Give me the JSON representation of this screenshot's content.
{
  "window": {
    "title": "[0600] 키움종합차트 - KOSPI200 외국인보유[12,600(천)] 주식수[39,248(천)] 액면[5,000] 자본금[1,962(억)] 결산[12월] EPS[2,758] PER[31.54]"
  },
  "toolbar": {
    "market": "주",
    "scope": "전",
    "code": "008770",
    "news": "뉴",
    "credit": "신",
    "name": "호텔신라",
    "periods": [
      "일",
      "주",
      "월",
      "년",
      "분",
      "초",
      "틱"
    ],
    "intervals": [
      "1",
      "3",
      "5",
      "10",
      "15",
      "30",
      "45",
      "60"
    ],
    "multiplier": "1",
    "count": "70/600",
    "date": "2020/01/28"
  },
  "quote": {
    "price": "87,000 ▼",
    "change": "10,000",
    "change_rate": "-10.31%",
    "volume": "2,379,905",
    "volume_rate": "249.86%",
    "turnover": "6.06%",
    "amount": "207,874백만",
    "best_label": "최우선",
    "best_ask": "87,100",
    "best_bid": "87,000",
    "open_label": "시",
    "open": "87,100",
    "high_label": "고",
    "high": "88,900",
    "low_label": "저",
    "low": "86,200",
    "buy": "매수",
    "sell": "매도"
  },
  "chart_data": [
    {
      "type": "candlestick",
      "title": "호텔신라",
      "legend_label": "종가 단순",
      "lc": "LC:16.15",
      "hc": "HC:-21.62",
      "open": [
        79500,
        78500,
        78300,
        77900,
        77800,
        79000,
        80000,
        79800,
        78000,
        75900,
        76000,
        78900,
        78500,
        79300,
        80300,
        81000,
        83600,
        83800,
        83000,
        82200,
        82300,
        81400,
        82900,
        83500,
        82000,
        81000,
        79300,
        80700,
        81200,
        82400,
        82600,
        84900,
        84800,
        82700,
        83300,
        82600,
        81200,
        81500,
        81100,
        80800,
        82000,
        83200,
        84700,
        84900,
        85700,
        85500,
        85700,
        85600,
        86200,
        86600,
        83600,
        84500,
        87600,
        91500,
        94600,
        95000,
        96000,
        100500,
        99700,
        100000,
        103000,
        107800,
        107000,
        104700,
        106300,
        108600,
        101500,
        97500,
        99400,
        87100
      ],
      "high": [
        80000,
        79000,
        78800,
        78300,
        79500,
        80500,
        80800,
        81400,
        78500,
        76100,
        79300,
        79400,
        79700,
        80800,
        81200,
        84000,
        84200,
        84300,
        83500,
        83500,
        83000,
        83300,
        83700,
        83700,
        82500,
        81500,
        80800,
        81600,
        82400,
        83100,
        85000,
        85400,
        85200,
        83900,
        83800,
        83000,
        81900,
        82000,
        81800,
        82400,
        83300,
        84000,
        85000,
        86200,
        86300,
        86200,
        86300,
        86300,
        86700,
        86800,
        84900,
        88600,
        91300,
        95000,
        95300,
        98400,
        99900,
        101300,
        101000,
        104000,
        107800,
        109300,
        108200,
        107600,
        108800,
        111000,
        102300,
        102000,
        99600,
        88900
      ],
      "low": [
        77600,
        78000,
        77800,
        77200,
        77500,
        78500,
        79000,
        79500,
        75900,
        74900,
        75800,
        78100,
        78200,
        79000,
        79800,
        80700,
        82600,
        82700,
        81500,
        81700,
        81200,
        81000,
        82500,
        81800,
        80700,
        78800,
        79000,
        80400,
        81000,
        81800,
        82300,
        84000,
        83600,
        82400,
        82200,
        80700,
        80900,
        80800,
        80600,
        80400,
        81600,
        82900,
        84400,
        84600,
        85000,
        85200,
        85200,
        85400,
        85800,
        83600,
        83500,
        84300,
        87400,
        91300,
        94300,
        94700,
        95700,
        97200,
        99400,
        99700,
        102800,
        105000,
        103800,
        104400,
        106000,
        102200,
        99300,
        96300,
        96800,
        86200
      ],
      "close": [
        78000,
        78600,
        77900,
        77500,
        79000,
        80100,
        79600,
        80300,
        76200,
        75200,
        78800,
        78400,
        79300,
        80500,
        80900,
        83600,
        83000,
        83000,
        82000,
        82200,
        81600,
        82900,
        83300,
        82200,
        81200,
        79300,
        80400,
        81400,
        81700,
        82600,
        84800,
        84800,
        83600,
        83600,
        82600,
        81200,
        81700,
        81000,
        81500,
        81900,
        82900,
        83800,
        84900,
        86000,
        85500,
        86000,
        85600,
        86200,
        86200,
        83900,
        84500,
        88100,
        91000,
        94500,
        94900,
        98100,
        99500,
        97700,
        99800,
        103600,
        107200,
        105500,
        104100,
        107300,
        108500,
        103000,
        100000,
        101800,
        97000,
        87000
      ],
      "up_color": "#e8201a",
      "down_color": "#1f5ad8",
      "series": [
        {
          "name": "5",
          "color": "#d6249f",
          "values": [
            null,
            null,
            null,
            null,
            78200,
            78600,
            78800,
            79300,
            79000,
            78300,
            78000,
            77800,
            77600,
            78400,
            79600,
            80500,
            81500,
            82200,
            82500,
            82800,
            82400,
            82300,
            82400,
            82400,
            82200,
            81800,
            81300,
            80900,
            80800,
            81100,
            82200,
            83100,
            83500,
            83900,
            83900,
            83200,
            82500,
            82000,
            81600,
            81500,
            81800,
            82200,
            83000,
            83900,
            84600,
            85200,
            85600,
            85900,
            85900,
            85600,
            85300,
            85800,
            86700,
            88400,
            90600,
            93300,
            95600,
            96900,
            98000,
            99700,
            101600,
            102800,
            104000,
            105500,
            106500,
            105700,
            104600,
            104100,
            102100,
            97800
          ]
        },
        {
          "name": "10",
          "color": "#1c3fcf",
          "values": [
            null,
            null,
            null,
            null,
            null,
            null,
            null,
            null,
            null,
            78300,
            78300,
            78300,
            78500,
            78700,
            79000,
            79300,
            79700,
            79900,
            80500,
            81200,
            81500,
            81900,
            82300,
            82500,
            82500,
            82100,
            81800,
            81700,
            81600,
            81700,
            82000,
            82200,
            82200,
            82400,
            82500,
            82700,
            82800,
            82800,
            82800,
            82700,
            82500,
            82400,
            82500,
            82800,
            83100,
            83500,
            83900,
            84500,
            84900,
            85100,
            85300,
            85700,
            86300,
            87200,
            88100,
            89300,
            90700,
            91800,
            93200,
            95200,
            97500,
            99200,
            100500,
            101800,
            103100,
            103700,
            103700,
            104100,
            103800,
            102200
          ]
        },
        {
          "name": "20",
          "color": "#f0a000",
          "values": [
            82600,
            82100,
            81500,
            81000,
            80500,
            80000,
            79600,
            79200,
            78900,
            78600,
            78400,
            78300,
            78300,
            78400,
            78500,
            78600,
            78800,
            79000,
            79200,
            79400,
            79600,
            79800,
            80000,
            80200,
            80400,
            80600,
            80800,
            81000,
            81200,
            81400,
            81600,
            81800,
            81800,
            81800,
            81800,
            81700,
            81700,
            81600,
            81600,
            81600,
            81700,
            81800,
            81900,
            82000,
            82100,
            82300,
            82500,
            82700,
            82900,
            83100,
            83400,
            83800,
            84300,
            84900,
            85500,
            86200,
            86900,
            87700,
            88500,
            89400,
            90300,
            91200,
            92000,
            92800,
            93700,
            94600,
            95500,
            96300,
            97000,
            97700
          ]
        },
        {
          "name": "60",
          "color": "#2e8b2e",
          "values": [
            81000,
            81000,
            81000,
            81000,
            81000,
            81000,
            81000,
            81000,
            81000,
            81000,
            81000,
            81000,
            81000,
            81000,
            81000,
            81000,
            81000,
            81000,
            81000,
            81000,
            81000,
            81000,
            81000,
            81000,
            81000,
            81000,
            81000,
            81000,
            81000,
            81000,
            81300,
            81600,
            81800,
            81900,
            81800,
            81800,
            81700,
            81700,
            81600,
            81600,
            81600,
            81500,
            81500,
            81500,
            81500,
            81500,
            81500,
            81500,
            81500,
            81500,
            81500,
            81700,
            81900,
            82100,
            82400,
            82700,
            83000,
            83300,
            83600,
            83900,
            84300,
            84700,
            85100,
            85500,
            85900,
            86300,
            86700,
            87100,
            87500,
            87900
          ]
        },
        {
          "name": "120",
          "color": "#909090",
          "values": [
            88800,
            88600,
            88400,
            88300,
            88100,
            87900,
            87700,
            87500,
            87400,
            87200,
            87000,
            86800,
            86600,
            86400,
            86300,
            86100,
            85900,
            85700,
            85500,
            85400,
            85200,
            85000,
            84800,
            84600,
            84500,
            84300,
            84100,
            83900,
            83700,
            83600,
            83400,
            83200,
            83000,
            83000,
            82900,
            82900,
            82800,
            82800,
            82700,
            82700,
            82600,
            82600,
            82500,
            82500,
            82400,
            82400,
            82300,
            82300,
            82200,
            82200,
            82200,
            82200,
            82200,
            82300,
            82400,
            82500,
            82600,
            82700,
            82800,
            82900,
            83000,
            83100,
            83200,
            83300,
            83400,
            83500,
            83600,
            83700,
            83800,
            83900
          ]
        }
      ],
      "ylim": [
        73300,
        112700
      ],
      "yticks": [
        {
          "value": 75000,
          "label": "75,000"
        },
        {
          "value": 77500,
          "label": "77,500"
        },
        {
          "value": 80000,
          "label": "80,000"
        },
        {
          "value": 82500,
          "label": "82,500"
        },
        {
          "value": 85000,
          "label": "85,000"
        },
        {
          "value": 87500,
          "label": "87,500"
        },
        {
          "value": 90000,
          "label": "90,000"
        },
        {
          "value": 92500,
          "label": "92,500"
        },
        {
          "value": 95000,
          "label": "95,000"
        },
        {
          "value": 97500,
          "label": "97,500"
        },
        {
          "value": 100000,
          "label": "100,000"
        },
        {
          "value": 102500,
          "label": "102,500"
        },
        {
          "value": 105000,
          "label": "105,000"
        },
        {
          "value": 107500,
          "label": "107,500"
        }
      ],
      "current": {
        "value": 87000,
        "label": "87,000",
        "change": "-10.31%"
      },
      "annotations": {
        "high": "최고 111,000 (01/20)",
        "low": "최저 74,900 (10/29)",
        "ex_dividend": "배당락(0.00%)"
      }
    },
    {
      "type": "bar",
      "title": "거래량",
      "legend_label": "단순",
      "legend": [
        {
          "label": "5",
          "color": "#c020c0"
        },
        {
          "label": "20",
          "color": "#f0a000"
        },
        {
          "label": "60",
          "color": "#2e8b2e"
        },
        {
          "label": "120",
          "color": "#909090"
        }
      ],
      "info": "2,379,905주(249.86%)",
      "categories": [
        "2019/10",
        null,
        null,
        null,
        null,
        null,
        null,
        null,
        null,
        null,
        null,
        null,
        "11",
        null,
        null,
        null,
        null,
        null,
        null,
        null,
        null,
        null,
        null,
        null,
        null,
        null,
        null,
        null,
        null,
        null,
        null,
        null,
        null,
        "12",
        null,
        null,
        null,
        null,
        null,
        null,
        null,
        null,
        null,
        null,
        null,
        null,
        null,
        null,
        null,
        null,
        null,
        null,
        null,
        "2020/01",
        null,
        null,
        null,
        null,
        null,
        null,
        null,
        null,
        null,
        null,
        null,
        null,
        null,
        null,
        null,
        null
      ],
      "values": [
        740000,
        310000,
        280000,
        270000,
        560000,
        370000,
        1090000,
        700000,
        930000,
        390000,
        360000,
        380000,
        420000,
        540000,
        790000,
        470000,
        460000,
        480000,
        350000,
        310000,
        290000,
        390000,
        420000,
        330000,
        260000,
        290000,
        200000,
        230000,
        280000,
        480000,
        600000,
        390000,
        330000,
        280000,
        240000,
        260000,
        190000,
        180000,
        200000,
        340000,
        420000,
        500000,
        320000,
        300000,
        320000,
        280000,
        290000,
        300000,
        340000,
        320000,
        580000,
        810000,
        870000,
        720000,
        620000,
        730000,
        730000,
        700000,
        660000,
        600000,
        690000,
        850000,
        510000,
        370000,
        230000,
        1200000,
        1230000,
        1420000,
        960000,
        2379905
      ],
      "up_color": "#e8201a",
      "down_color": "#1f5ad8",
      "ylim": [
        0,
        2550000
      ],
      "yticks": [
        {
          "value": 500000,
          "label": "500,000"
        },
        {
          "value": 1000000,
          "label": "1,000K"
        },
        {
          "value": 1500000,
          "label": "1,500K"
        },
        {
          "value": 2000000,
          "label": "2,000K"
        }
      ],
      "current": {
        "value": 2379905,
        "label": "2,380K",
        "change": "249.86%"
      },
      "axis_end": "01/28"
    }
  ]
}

***

= SHORT TASK =
Pick out and copy the lines of the material that include the word "name".

= EXERCISE SOLUTION =
    "name": "호텔신라",
          "name": "5",
          "name": "10",
          "name": "20",
          "name": "60",
          "name": "120",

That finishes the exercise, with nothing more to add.